### Given request
Repeat the records below exactly as they appear.
==== Entries supplied ====
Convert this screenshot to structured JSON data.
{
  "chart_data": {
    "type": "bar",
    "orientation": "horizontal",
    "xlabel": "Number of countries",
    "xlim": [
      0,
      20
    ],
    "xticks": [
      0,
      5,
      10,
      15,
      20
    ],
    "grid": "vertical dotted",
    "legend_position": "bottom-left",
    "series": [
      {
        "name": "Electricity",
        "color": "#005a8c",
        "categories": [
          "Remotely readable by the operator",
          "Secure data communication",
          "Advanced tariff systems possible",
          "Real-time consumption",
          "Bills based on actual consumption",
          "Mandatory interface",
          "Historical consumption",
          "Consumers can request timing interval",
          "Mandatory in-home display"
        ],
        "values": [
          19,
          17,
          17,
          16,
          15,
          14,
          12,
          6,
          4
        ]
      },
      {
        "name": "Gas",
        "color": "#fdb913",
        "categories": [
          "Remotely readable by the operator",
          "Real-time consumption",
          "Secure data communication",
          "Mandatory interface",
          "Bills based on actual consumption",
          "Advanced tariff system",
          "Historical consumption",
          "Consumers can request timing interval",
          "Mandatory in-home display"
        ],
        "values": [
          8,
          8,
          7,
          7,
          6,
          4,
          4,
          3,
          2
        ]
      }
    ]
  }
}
====
### Answer for this exercise
Convert this screenshot to structured JSON data.
{
  "chart_data": {
    "type": "bar",
    "orientation": "horizontal",
    "xlabel": "Number of countries",
    "xlim": [
      0,
      20
    ],
    "xticks": [
      0,
      5,
      10,
      15,
      20
    ],
    "grid": "vertical dotted",
    "legend_position": "bottom-left",
    "series": [
      {
        "name": "Electricity",
        "color": "#005a8c",
        "categories": [
          "Remotely readable by the operator",
          "Secure data communication",
          "Advanced tariff systems possible",
          "Real-time consumption",
          "Bills based on actual consumption",
          "Mandatory interface",
          "Historical consumption",
          "Consumers can request timing interval",
          "Mandatory in-home display"
        ],
        "values": [
          19,
          17,
          17,
          16,
          15,
          14,
          12,
          6,
          4
        ]
      },
      {
        "name": "Gas",
        "color": "#fdb913",
        "categories": [
          "Remotely readable by the operator",
          "Real-time consumption",
          "Secure data communication",
          "Mandatory interface",
          "Bills based on actual consumption",
          "Advanced tariff system",
          "Historical consumption",
          "Consumers can request timing interval",
          "Mandatory in-home display"
        ],
        "values": [
          8,
          8,
          7,
          7,
          6,
          4,
          4,
          3,
          2
        ]
      }
    ]
  }
}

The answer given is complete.